> _EXERCISE DESCRIPTION_
Please put the lines from the start of the records up to and including the line containing "svg-text:ANY: ANY (1038, 618, 1128, 669)" into a JSON list of strings, one string per line, with blank lines left out.

== SUPPLIED INFORMATION

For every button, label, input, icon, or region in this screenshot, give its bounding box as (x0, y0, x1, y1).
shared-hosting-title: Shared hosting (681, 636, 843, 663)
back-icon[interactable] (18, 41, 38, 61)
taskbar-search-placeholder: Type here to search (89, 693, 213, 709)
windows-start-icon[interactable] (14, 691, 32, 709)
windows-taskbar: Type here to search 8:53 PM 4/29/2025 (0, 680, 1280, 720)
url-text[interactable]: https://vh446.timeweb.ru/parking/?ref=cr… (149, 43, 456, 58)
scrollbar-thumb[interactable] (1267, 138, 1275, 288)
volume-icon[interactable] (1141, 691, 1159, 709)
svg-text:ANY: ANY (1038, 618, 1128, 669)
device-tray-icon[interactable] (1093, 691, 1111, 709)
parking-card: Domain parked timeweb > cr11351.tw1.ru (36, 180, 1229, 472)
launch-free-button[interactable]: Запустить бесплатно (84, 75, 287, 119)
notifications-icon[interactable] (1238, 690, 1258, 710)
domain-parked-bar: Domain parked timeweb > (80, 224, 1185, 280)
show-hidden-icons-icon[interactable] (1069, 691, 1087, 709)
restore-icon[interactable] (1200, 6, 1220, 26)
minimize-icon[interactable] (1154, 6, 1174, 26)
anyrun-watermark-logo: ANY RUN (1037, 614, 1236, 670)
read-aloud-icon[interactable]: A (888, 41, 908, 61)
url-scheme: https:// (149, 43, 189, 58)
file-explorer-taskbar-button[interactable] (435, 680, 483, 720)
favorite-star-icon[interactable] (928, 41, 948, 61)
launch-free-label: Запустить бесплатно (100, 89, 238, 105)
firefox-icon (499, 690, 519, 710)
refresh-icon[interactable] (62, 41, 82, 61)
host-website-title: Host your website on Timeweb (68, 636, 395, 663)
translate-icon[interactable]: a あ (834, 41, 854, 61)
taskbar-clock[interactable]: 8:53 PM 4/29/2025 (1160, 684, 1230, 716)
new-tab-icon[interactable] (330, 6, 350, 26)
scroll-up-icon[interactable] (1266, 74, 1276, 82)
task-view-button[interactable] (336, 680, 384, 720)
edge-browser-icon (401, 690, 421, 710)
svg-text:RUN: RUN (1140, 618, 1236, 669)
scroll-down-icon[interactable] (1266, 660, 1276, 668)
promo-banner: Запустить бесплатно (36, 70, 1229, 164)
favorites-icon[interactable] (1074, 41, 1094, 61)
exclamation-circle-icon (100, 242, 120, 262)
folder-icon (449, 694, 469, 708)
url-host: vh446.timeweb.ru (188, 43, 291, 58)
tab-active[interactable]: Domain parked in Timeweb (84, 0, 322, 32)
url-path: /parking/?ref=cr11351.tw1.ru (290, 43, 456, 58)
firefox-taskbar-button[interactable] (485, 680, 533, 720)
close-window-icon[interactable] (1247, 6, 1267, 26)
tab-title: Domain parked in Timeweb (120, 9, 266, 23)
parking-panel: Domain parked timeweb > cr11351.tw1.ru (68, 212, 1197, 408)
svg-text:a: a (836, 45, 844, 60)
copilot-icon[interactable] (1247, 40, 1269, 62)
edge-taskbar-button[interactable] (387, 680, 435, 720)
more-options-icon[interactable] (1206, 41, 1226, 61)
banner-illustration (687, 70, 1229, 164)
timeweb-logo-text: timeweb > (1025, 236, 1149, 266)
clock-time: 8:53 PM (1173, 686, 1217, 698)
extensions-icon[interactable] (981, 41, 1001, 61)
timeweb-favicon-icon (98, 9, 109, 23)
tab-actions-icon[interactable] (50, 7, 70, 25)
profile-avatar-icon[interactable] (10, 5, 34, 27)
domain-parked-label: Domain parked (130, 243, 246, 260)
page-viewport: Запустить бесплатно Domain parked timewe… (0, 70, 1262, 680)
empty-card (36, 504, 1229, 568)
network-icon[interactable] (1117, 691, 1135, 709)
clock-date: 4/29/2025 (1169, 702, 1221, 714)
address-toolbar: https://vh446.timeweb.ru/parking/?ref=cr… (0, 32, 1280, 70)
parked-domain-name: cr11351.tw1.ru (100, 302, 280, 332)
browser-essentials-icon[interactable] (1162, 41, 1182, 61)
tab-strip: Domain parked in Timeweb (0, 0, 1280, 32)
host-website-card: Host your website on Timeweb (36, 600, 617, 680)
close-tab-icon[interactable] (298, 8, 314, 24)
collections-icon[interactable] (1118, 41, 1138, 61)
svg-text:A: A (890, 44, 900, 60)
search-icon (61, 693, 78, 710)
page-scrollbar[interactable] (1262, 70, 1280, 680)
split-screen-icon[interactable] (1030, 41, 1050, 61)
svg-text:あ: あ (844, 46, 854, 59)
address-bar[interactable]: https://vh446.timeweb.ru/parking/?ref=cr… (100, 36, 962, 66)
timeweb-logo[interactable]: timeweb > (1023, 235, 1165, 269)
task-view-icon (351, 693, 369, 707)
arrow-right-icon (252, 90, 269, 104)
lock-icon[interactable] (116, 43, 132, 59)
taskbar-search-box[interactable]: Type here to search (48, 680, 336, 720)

====

> _FULL SOLUTION_
[
  "For every button, label, input, icon, or region in this screenshot, give its bounding box as (x0, y0, x1, y1).",
  "shared-hosting-title: Shared hosting (681, 636, 843, 663)",
  "back-icon[interactable] (18, 41, 38, 61)",
  "taskbar-search-placeholder: Type here to search (89, 693, 213, 709)",
  "windows-start-icon[interactable] (14, 691, 32, 709)",
  "windows-taskbar: Type here to search 8:53 PM 4/29/2025 (0, 680, 1280, 720)",
  "url-text[interactable]: https://vh446.timeweb.ru/parking/?ref=cr… (149, 43, 456, 58)",
  "scrollbar-thumb[interactable] (1267, 138, 1275, 288)",
  "volume-icon[interactable] (1141, 691, 1159, 709)",
  "svg-text:ANY: ANY (1038, 618, 1128, 669)"
]